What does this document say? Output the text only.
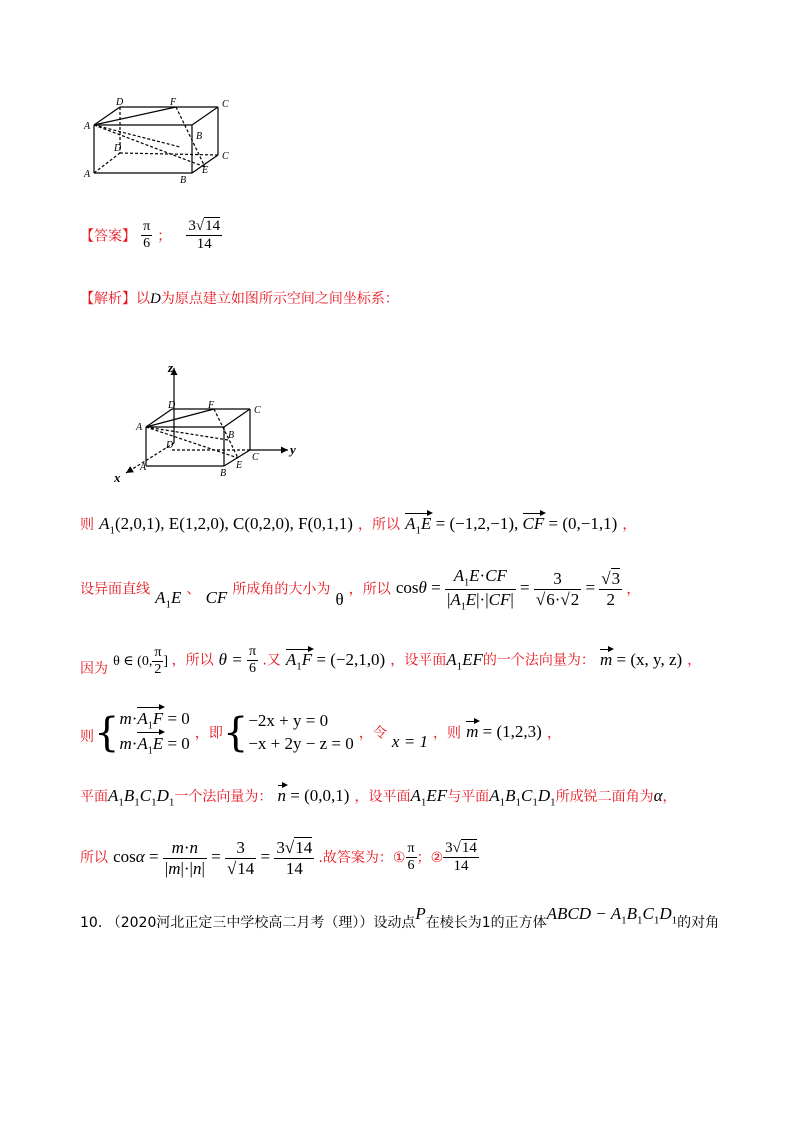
A
D	F	C
B
D
C
A
B
E
【答案】 $\frac{\pi}{6}$ ； $\frac{3√14}{14}$
【解析】以D为原点建立如图所示空间之间坐标系：
z
y
x
A
D	F	C
B
D
C
A
B
E
则 $A_1(2,0,1)$, E(1,2,0), C(0,2,0), F(0,1,1) ，所以 $A_1E = (-1,2,-1)$, CF = (0,−1,1) ，
设异面直线 $A_1E$ 、 CF 所成角的大小为 θ ，所以 $\cos\theta = \frac{A_1E\cdot CF}{|A_1E|\cdot|CF|} = \frac{3}{√6\cdot√2} = \frac{√3}{2}$ ，
因为 θ ∈ (0, $\frac{\pi}{2}$ ] ，所以 $\theta = \frac{\pi}{6}$ .又 $A_1F = (-2,1,0)$ ，设平面$A_1EF$的一个法向量为： m = (x, y, z) ，
则{ $m\cdot A_1F = 0$
$m\cdot A_1E = 0$
，即{ −2x + y = 0
−x + 2y − z = 0
，令 x = 1 ，则 m = (1,2,3) ，
平面$A_1B_1C_1D_1$一个法向量为： n = (0,0,1) ，设平面$A_1EF$与平面$A_1B_1C_1D_1$所成锐二面角为α，
所以 $\cos\alpha = \frac{m\cdot n}{|m|\cdot|n|} = \frac{3}{√14} = \frac{3√14}{14}$ .故答案为：① $\frac{\pi}{6}$ ；② $\frac{3√14}{14}$
10. （2020河北正定三中学校高二月考（理））设动点P在棱长为1的正方体ABCD − $A_1B_1C_1D_1$的对角
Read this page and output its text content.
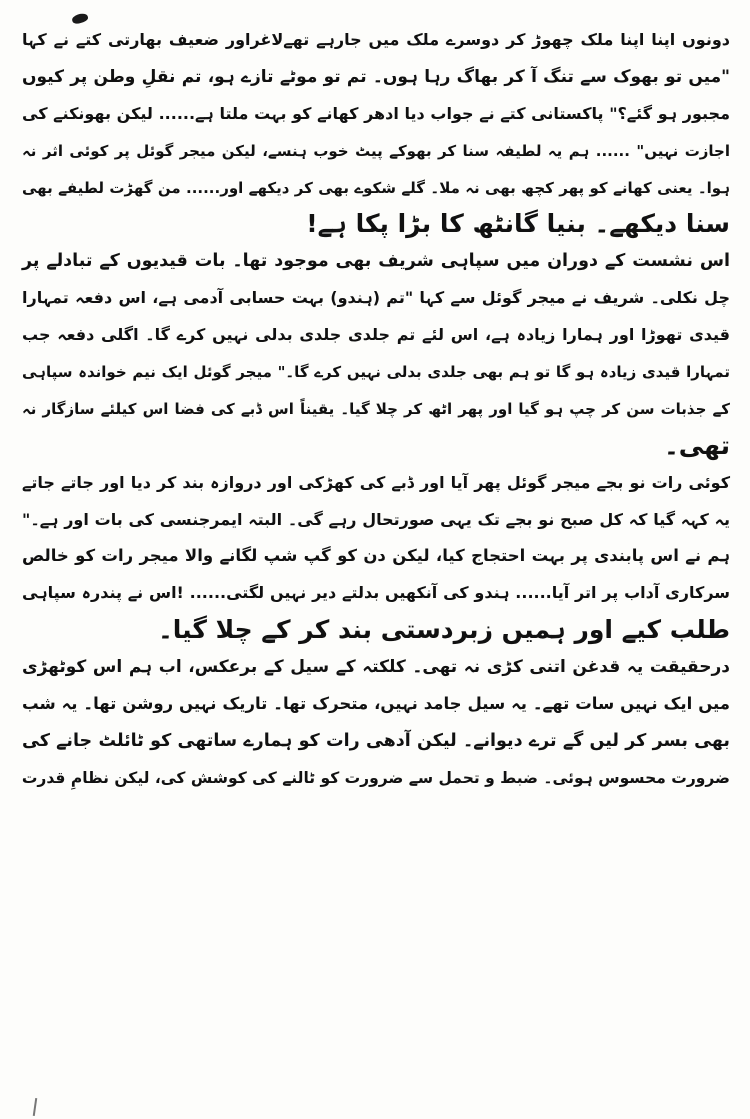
دونوں اپنا اپنا ملک چھوڑ کر دوسرے ملک میں جارہے تھےلاغراور ضعیف بھارتی کتے نے کہا
"میں تو بھوک سے تنگ آ کر بھاگ رہا ہوں۔ تم تو موٹے تازے ہو، تم نقلِ وطن پر کیوں
مجبور ہو گئے؟" پاکستانی کتے نے جواب دیا ادھر کھانے کو بہت ملتا ہے...... لیکن بھونکنے کی
اجازت نہیں" ...... ہم یہ لطیفہ سنا کر بھوکے پیٹ خوب ہنسے، لیکن میجر گوئل پر کوئی اثر نہ
ہوا۔ یعنی کھانے کو پھر کچھ بھی نہ ملا۔ گلے شکوے بھی کر دیکھے اور...... من گھڑت لطیفے بھی
سنا دیکھے۔ بنیا گانٹھ کا بڑا پکا ہے!
اس نشست کے دوران میں سپاہی شریف بھی موجود تھا۔ بات قیدیوں کے تبادلے پر
چل نکلی۔ شریف نے میجر گوئل سے کہا "تم (ہندو) بہت حسابی آدمی ہے، اس دفعہ تمہارا
قیدی تھوڑا اور ہمارا زیادہ ہے، اس لئے تم جلدی جلدی بدلی نہیں کرے گا۔ اگلی دفعہ جب
تمہارا قیدی زیادہ ہو گا تو ہم بھی جلدی بدلی نہیں کرے گا۔" میجر گوئل ایک نیم خواندہ سپاہی
کے جذبات سن کر چپ ہو گیا اور پھر اٹھ کر چلا گیا۔ یقیناً اس ڈبے کی فضا اس کیلئے سازگار نہ
تھی۔
کوئی رات نو بجے میجر گوئل پھر آیا اور ڈبے کی کھڑکی اور دروازہ بند کر دیا اور جاتے جاتے
یہ کہہ گیا کہ کل صبح نو بجے تک یہی صورتحال رہے گی۔ البتہ ایمرجنسی کی بات اور ہے۔"
ہم نے اس پابندی پر بہت احتجاج کیا، لیکن دن کو گپ شپ لگانے والا میجر رات کو خالص
سرکاری آداب پر اتر آیا...... ہندو کی آنکھیں بدلتے دیر نہیں لگتی...... !اس نے پندرہ سپاہی
طلب کیے اور ہمیں زبردستی بند کر کے چلا گیا۔
درحقیقت یہ قدغن اتنی کڑی نہ تھی۔ کلکتہ کے سیل کے برعکس، اب ہم اس کوٹھڑی
میں ایک نہیں سات تھے۔ یہ سیل جامد نہیں، متحرک تھا۔ تاریک نہیں روشن تھا۔ یہ شب
بھی بسر کر لیں گے ترے دیوانے۔ لیکن آدھی رات کو ہمارے ساتھی کو ٹائلٹ جانے کی
ضرورت محسوس ہوئی۔ ضبط و تحمل سے ضرورت کو ٹالنے کی کوشش کی، لیکن نظامِ قدرت
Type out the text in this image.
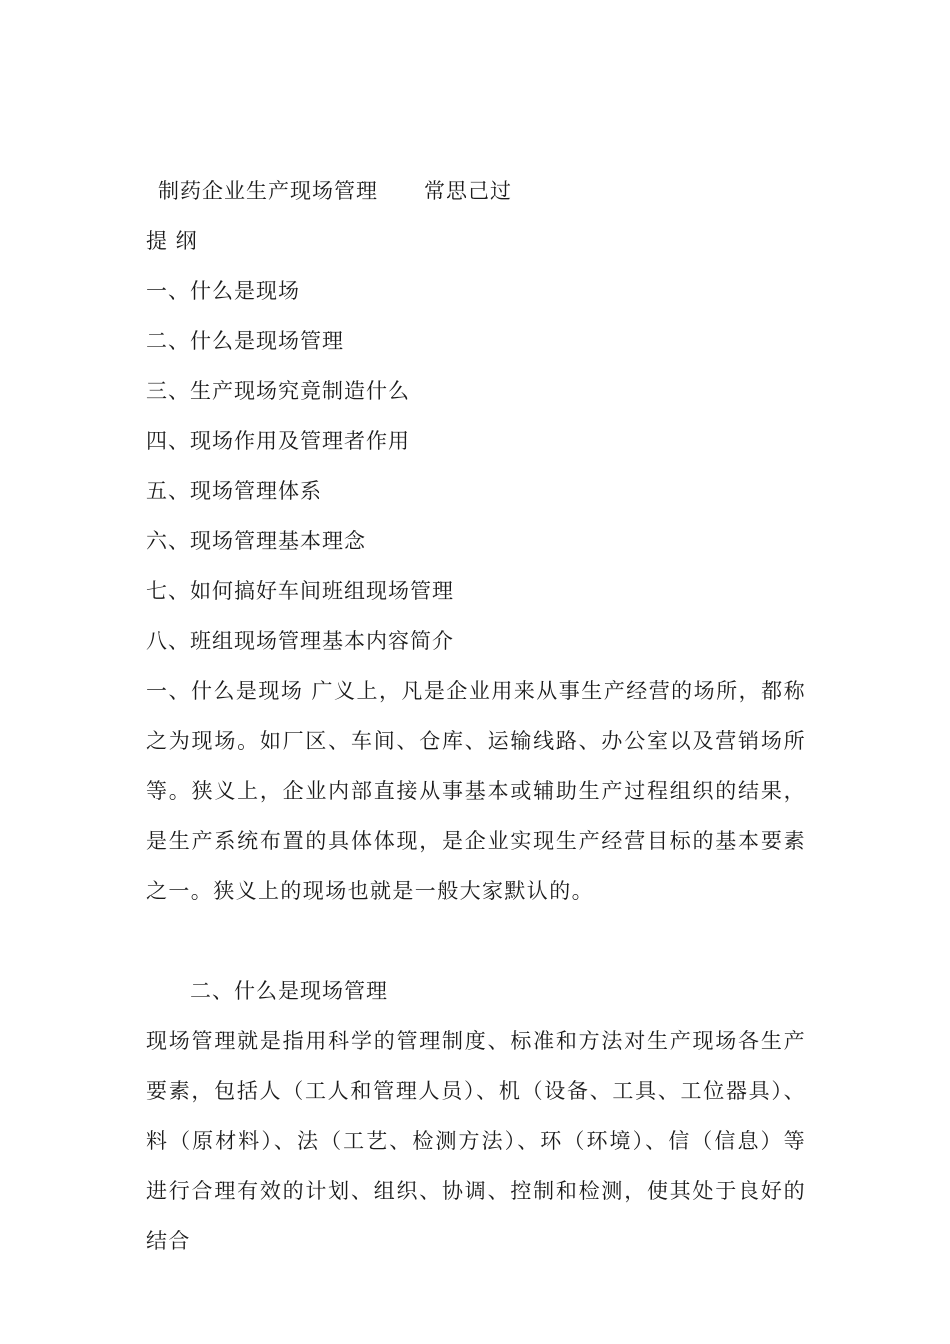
制药企业生产现场管理 常思己过
提 纲
一、什么是现场
二、什么是现场管理
三、生产现场究竟制造什么
四、现场作用及管理者作用
五、现场管理体系
六、现场管理基本理念
七、如何搞好车间班组现场管理
八、班组现场管理基本内容简介

一、什么是现场 广义上，凡是企业用来从事生产经营的场所，都称之为现场。如厂区、车间、仓库、运输线路、办公室以及营销场所等。狭义上，企业内部直接从事基本或辅助生产过程组织的结果，是生产系统布置的具体体现，是企业实现生产经营目标的基本要素之一。狭义上的现场也就是一般大家默认的。

二、什么是现场管理

现场管理就是指用科学的管理制度、标准和方法对生产现场各生产要素，包括人（工人和管理人员）、机（设备、工具、工位器具）、料（原材料）、法（工艺、检测方法）、环（环境）、信（信息）等进行合理有效的计划、组织、协调、控制和检测，使其处于良好的结合
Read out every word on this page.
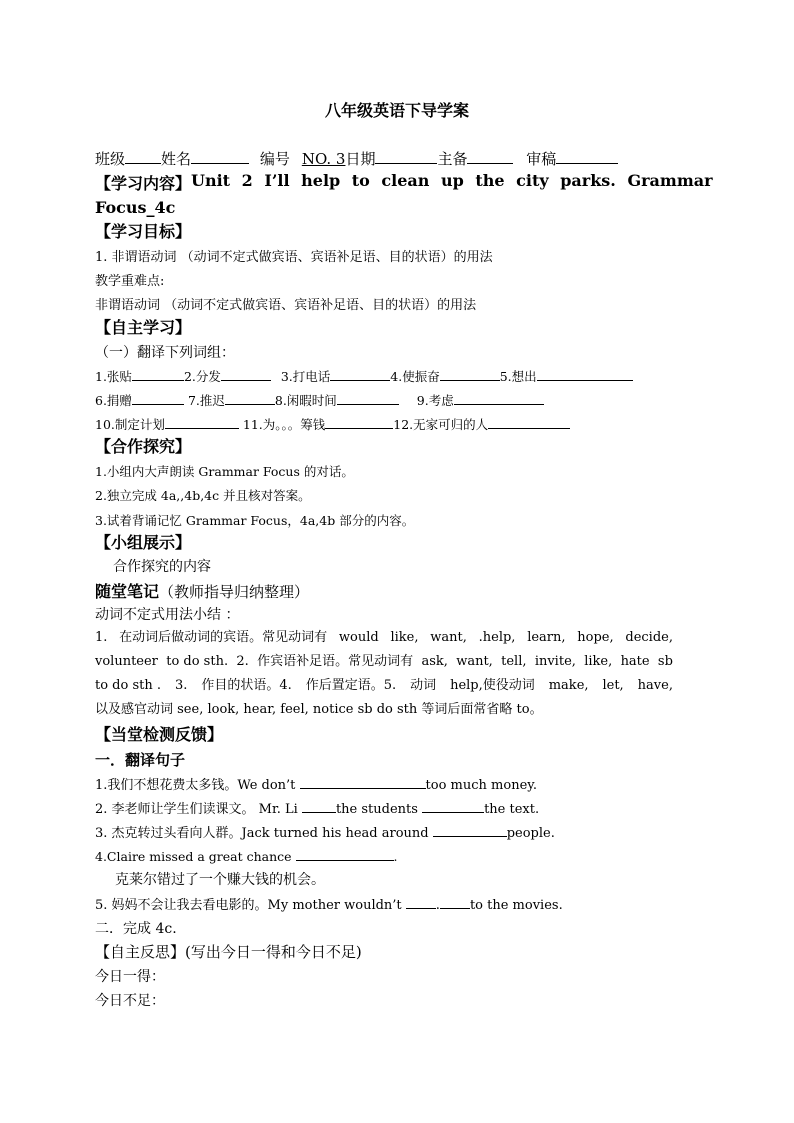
八年级英语下导学案
班级 姓名	编号 NO. 3日期	主备	审稿
【学习内容】 Unit 2 I’ll help to clean up the city parks. Grammar
Focus_4c
【学习目标】
1. 非谓语动词 （动词不定式做宾语、宾语补足语、目的状语）的用法
教学重难点:
非谓语动词 （动词不定式做宾语、宾语补足语、目的状语）的用法
【自主学习】
（一）翻译下列词组：
1.张贴	2.分发	3.打电话	4.使振奋	5.想出
6.捐赠	7.推迟	8.闲暇时间	9.考虑
10.制定计划	11.为。。。筹钱	12.无家可归的人
【合作探究】
1.小组内大声朗读 Grammar Focus 的对话。
2.独立完成 4a,,4b,4c 并且核对答案。
3.试着背诵记忆 Grammar Focus，4a,4b 部分的内容。
【小组展示】
合作探究的内容
随堂笔记（教师指导归纳整理）
动词不定式用法小结 ：
1. 在动词后做动词的宾语。常见动词有 would like, want, .help, learn, hope, decide,
volunteer to do sth. 2. 作宾语补足语。常见动词有 ask, want, tell, invite, like, hate sb
to do sth . 3. 作目的状语。4. 作后置定语。5. 动词 help,使役动词 make, let, have,
以及感官动词 see, look, hear, feel, notice sb do sth 等词后面常省略 to。
【当堂检测反馈】
一．翻译句子
1.我们不想花费太多钱。We don’t	too much money.
2. 李老师让学生们读课文。 Mr. Li	the students	the text.
3. 杰克转过头看向人群。Jack turned his head around	people.
4.Claire missed a great chance	.
克莱尔错过了一个赚大钱的机会。
5. 妈妈不会让我去看电影的。My mother wouldn’t . to the movies.
二．完成 4c.
【自主反思】(写出今日一得和今日不足)
今日一得：
今日不足：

* * *

Task goal ::
Repeat the records above exactly, omitting every picture.

Response ::
What does this document say? Output the text only.
A
D	F	C
B
D
C
A
B
E
【答案】 $\frac{\pi}{6}$ ； $\frac{3√14}{14}$
【解析】以D为原点建立如图所示空间之间坐标系：
z
y
x
A
D	F	C
B
D
C
A
B
E
则 $A_1(2,0,1)$, E(1,2,0), C(0,2,0), F(0,1,1) ，所以 $A_1E = (-1,2,-1)$, CF = (0,−1,1) ，
设异面直线 $A_1E$ 、 CF 所成角的大小为 θ ，所以 $\cos\theta = \frac{A_1E\cdot CF}{|A_1E|\cdot|CF|} = \frac{3}{√6\cdot√2} = \frac{√3}{2}$ ，
因为 θ ∈ (0, $\frac{\pi}{2}$ ] ，所以 $\theta = \frac{\pi}{6}$ .又 $A_1F = (-2,1,0)$ ，设平面$A_1EF$的一个法向量为： m = (x, y, z) ，
则{ $m\cdot A_1F = 0$
$m\cdot A_1E = 0$
，即{ −2x + y = 0
−x + 2y − z = 0
，令 x = 1 ，则 m = (1,2,3) ，
平面$A_1B_1C_1D_1$一个法向量为： n = (0,0,1) ，设平面$A_1EF$与平面$A_1B_1C_1D_1$所成锐二面角为α，
所以 $\cos\alpha = \frac{m\cdot n}{|m|\cdot|n|} = \frac{3}{√14} = \frac{3√14}{14}$ .故答案为：① $\frac{\pi}{6}$ ；② $\frac{3√14}{14}$
10. （2020河北正定三中学校高二月考（理））设动点P在棱长为1的正方体ABCD − $A_1B_1C_1D_1$的对角
Read this page and output its text content.
دونوں اپنا اپنا ملک چھوڑ کر دوسرے ملک میں جارہے تھےلاغراور ضعیف بھارتی کتے نے کہا
"میں تو بھوک سے تنگ آ کر بھاگ رہا ہوں۔ تم تو موٹے تازے ہو، تم نقلِ وطن پر کیوں
مجبور ہو گئے؟" پاکستانی کتے نے جواب دیا ادھر کھانے کو بہت ملتا ہے...... لیکن بھونکنے کی
اجازت نہیں" ...... ہم یہ لطیفہ سنا کر بھوکے پیٹ خوب ہنسے، لیکن میجر گوئل پر کوئی اثر نہ
ہوا۔ یعنی کھانے کو پھر کچھ بھی نہ ملا۔ گلے شکوے بھی کر دیکھے اور...... من گھڑت لطیفے بھی
سنا دیکھے۔ بنیا گانٹھ کا بڑا پکا ہے!
اس نشست کے دوران میں سپاہی شریف بھی موجود تھا۔ بات قیدیوں کے تبادلے پر
چل نکلی۔ شریف نے میجر گوئل سے کہا "تم (ہندو) بہت حسابی آدمی ہے، اس دفعہ تمہارا
قیدی تھوڑا اور ہمارا زیادہ ہے، اس لئے تم جلدی جلدی بدلی نہیں کرے گا۔ اگلی دفعہ جب
تمہارا قیدی زیادہ ہو گا تو ہم بھی جلدی بدلی نہیں کرے گا۔" میجر گوئل ایک نیم خواندہ سپاہی
کے جذبات سن کر چپ ہو گیا اور پھر اٹھ کر چلا گیا۔ یقیناً اس ڈبے کی فضا اس کیلئے سازگار نہ
تھی۔
کوئی رات نو بجے میجر گوئل پھر آیا اور ڈبے کی کھڑکی اور دروازہ بند کر دیا اور جاتے جاتے
یہ کہہ گیا کہ کل صبح نو بجے تک یہی صورتحال رہے گی۔ البتہ ایمرجنسی کی بات اور ہے۔"
ہم نے اس پابندی پر بہت احتجاج کیا، لیکن دن کو گپ شپ لگانے والا میجر رات کو خالص
سرکاری آداب پر اتر آیا...... ہندو کی آنکھیں بدلتے دیر نہیں لگتی...... !اس نے پندرہ سپاہی
طلب کیے اور ہمیں زبردستی بند کر کے چلا گیا۔
درحقیقت یہ قدغن اتنی کڑی نہ تھی۔ کلکتہ کے سیل کے برعکس، اب ہم اس کوٹھڑی
میں ایک نہیں سات تھے۔ یہ سیل جامد نہیں، متحرک تھا۔ تاریک نہیں روشن تھا۔ یہ شب
بھی بسر کر لیں گے ترے دیوانے۔ لیکن آدھی رات کو ہمارے ساتھی کو ٹائلٹ جانے کی
ضرورت محسوس ہوئی۔ ضبط و تحمل سے ضرورت کو ٹالنے کی کوشش کی، لیکن نظامِ قدرت
Type out the text in this image.
制药企业生产现场管理 常思己过
提 纲
一、什么是现场
二、什么是现场管理
三、生产现场究竟制造什么
四、现场作用及管理者作用
五、现场管理体系
六、现场管理基本理念
七、如何搞好车间班组现场管理
八、班组现场管理基本内容简介

一、什么是现场 广义上，凡是企业用来从事生产经营的场所，都称之为现场。如厂区、车间、仓库、运输线路、办公室以及营销场所等。狭义上，企业内部直接从事基本或辅助生产过程组织的结果，是生产系统布置的具体体现，是企业实现生产经营目标的基本要素之一。狭义上的现场也就是一般大家默认的。

二、什么是现场管理

现场管理就是指用科学的管理制度、标准和方法对生产现场各生产要素，包括人（工人和管理人员）、机（设备、工具、工位器具）、料（原材料）、法（工艺、检测方法）、环（环境）、信（信息）等进行合理有效的计划、组织、协调、控制和检测，使其处于良好的结合
Read out every word on this page.
八年级英语下导学案
班级 姓名	编号 NO. 3日期	主备	审稿
【学习内容】 Unit 2 I’ll help to clean up the city parks. Grammar
Focus_4c
【学习目标】
1. 非谓语动词 （动词不定式做宾语、宾语补足语、目的状语）的用法
教学重难点:
非谓语动词 （动词不定式做宾语、宾语补足语、目的状语）的用法
【自主学习】
（一）翻译下列词组：
1.张贴	2.分发	3.打电话	4.使振奋	5.想出
6.捐赠	7.推迟	8.闲暇时间	9.考虑
10.制定计划	11.为。。。筹钱	12.无家可归的人
【合作探究】
1.小组内大声朗读 Grammar Focus 的对话。
2.独立完成 4a,,4b,4c 并且核对答案。
3.试着背诵记忆 Grammar Focus，4a,4b 部分的内容。
【小组展示】
合作探究的内容
随堂笔记（教师指导归纳整理）
动词不定式用法小结 ：
1. 在动词后做动词的宾语。常见动词有 would like, want, .help, learn, hope, decide,
volunteer to do sth. 2. 作宾语补足语。常见动词有 ask, want, tell, invite, like, hate sb
to do sth . 3. 作目的状语。4. 作后置定语。5. 动词 help,使役动词 make, let, have,
以及感官动词 see, look, hear, feel, notice sb do sth 等词后面常省略 to。
【当堂检测反馈】
一．翻译句子
1.我们不想花费太多钱。We don’t	too much money.
2. 李老师让学生们读课文。 Mr. Li	the students	the text.
3. 杰克转过头看向人群。Jack turned his head around	people.
4.Claire missed a great chance	.
克莱尔错过了一个赚大钱的机会。
5. 妈妈不会让我去看电影的。My mother wouldn’t . to the movies.
二．完成 4c.
【自主反思】(写出今日一得和今日不足)
今日一得：
今日不足：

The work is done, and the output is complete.